**Exercise description**
Pick every line with "title" from the material below.
##########
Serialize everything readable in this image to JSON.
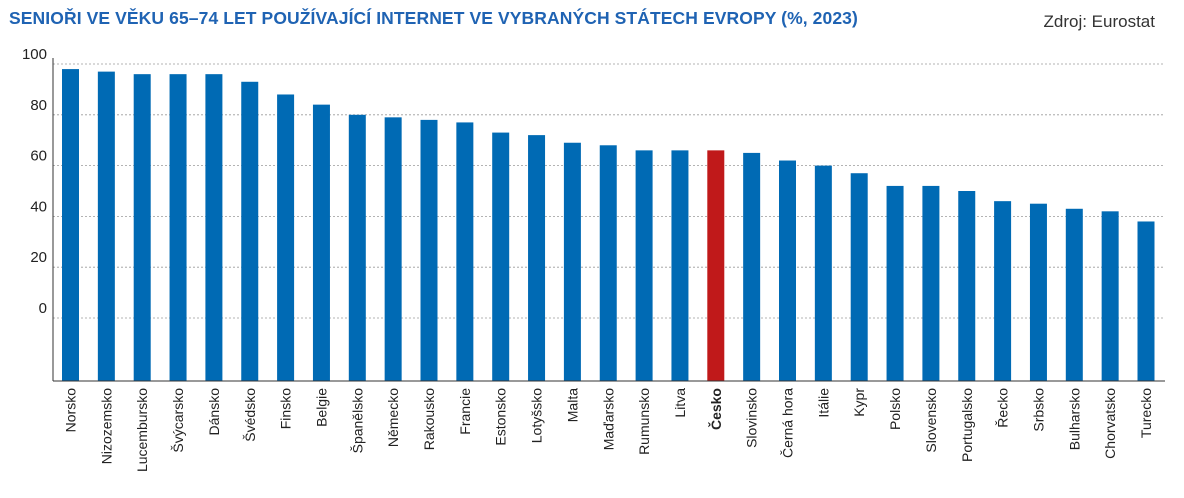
{
  "title": "SENIOŘI VE VĚKU 65–74 LET POUŽÍVAJÍCÍ INTERNET VE VYBRANÝCH STÁTECH EVROPY (%, 2023)",
  "source": "Zdroj: Eurostat",
  "colors": {
    "bar": "#006ab4",
    "highlight": "#c0191a",
    "title": "#1f63b3",
    "grid": "#9a9a9a"
  },
  "chart_data": {
    "type": "bar",
    "categories": [
      "Norsko",
      "Nizozemsko",
      "Lucembursko",
      "Švýcarsko",
      "Dánsko",
      "Švédsko",
      "Finsko",
      "Belgie",
      "Španělsko",
      "Německo",
      "Rakousko",
      "Francie",
      "Estonsko",
      "Lotyšsko",
      "Malta",
      "Maďarsko",
      "Rumunsko",
      "Litva",
      "Česko",
      "Slovinsko",
      "Černá hora",
      "Itálie",
      "Kypr",
      "Polsko",
      "Slovensko",
      "Portugalsko",
      "Řecko",
      "Srbsko",
      "Bulharsko",
      "Chorvatsko",
      "Turecko"
    ],
    "values": [
      98,
      97,
      96,
      96,
      96,
      93,
      88,
      84,
      80,
      79,
      78,
      77,
      73,
      72,
      69,
      68,
      66,
      66,
      66,
      65,
      62,
      60,
      57,
      52,
      52,
      50,
      46,
      45,
      43,
      42,
      38
    ],
    "highlight": "Česko",
    "yticks": [
      0,
      20,
      40,
      60,
      80,
      100
    ],
    "ylim": [
      0,
      100
    ],
    "grid": true
  }
}
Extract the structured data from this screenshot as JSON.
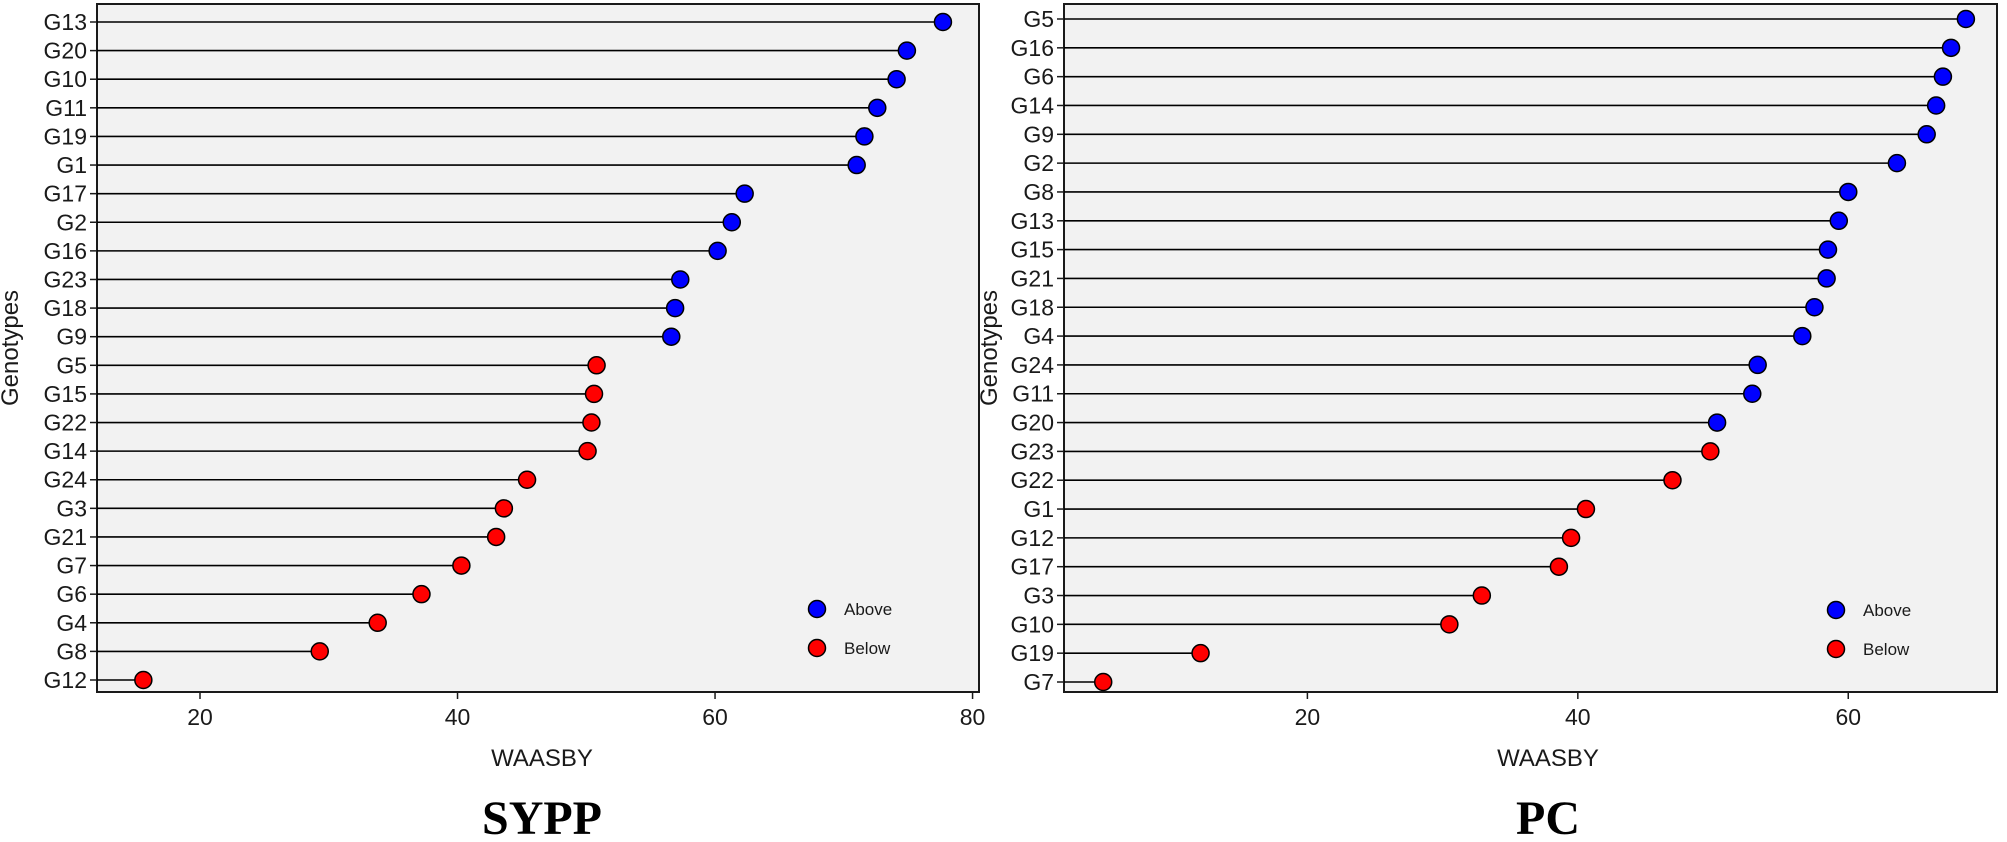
{
  "chart_data": [
    {
      "type": "lollipop",
      "caption": "SYPP",
      "xlabel": "WAASBY",
      "ylabel": "Genotypes",
      "xlim": [
        12,
        80.5
      ],
      "xticks": [
        20,
        40,
        60,
        80
      ],
      "grid": false,
      "legend_position": "bottom-right",
      "series": [
        {
          "name": "Above",
          "color": "#0000ff"
        },
        {
          "name": "Below",
          "color": "#ff0000"
        }
      ],
      "points": [
        {
          "label": "G13",
          "value": 77.7,
          "group": "Above"
        },
        {
          "label": "G20",
          "value": 74.9,
          "group": "Above"
        },
        {
          "label": "G10",
          "value": 74.1,
          "group": "Above"
        },
        {
          "label": "G11",
          "value": 72.6,
          "group": "Above"
        },
        {
          "label": "G19",
          "value": 71.6,
          "group": "Above"
        },
        {
          "label": "G1",
          "value": 71.0,
          "group": "Above"
        },
        {
          "label": "G17",
          "value": 62.3,
          "group": "Above"
        },
        {
          "label": "G2",
          "value": 61.3,
          "group": "Above"
        },
        {
          "label": "G16",
          "value": 60.2,
          "group": "Above"
        },
        {
          "label": "G23",
          "value": 57.3,
          "group": "Above"
        },
        {
          "label": "G18",
          "value": 56.9,
          "group": "Above"
        },
        {
          "label": "G9",
          "value": 56.6,
          "group": "Above"
        },
        {
          "label": "G5",
          "value": 50.8,
          "group": "Below"
        },
        {
          "label": "G15",
          "value": 50.6,
          "group": "Below"
        },
        {
          "label": "G22",
          "value": 50.4,
          "group": "Below"
        },
        {
          "label": "G14",
          "value": 50.1,
          "group": "Below"
        },
        {
          "label": "G24",
          "value": 45.4,
          "group": "Below"
        },
        {
          "label": "G3",
          "value": 43.6,
          "group": "Below"
        },
        {
          "label": "G21",
          "value": 43.0,
          "group": "Below"
        },
        {
          "label": "G7",
          "value": 40.3,
          "group": "Below"
        },
        {
          "label": "G6",
          "value": 37.2,
          "group": "Below"
        },
        {
          "label": "G4",
          "value": 33.8,
          "group": "Below"
        },
        {
          "label": "G8",
          "value": 29.3,
          "group": "Below"
        },
        {
          "label": "G12",
          "value": 15.6,
          "group": "Below"
        }
      ]
    },
    {
      "type": "lollipop",
      "caption": "PC",
      "xlabel": "WAASBY",
      "ylabel": "Genotypes",
      "xlim": [
        2,
        71
      ],
      "xticks": [
        20,
        40,
        60
      ],
      "grid": false,
      "legend_position": "bottom-right",
      "series": [
        {
          "name": "Above",
          "color": "#0000ff"
        },
        {
          "name": "Below",
          "color": "#ff0000"
        }
      ],
      "points": [
        {
          "label": "G5",
          "value": 68.7,
          "group": "Above"
        },
        {
          "label": "G16",
          "value": 67.6,
          "group": "Above"
        },
        {
          "label": "G6",
          "value": 67.0,
          "group": "Above"
        },
        {
          "label": "G14",
          "value": 66.5,
          "group": "Above"
        },
        {
          "label": "G9",
          "value": 65.8,
          "group": "Above"
        },
        {
          "label": "G2",
          "value": 63.6,
          "group": "Above"
        },
        {
          "label": "G8",
          "value": 60.0,
          "group": "Above"
        },
        {
          "label": "G13",
          "value": 59.3,
          "group": "Above"
        },
        {
          "label": "G15",
          "value": 58.5,
          "group": "Above"
        },
        {
          "label": "G21",
          "value": 58.4,
          "group": "Above"
        },
        {
          "label": "G18",
          "value": 57.5,
          "group": "Above"
        },
        {
          "label": "G4",
          "value": 56.6,
          "group": "Above"
        },
        {
          "label": "G24",
          "value": 53.3,
          "group": "Above"
        },
        {
          "label": "G11",
          "value": 52.9,
          "group": "Above"
        },
        {
          "label": "G20",
          "value": 50.3,
          "group": "Above"
        },
        {
          "label": "G23",
          "value": 49.8,
          "group": "Below"
        },
        {
          "label": "G22",
          "value": 47.0,
          "group": "Below"
        },
        {
          "label": "G1",
          "value": 40.6,
          "group": "Below"
        },
        {
          "label": "G12",
          "value": 39.5,
          "group": "Below"
        },
        {
          "label": "G17",
          "value": 38.6,
          "group": "Below"
        },
        {
          "label": "G3",
          "value": 32.9,
          "group": "Below"
        },
        {
          "label": "G10",
          "value": 30.5,
          "group": "Below"
        },
        {
          "label": "G19",
          "value": 12.1,
          "group": "Below"
        },
        {
          "label": "G7",
          "value": 4.9,
          "group": "Below"
        }
      ]
    }
  ]
}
##########
**Exercise answer**
  "title": "SENIOŘI VE VĚKU 65–74 LET POUŽÍVAJÍCÍ INTERNET VE VYBRANÝCH STÁTECH EVROPY (%, 2023)",
    "title": "#1f63b3",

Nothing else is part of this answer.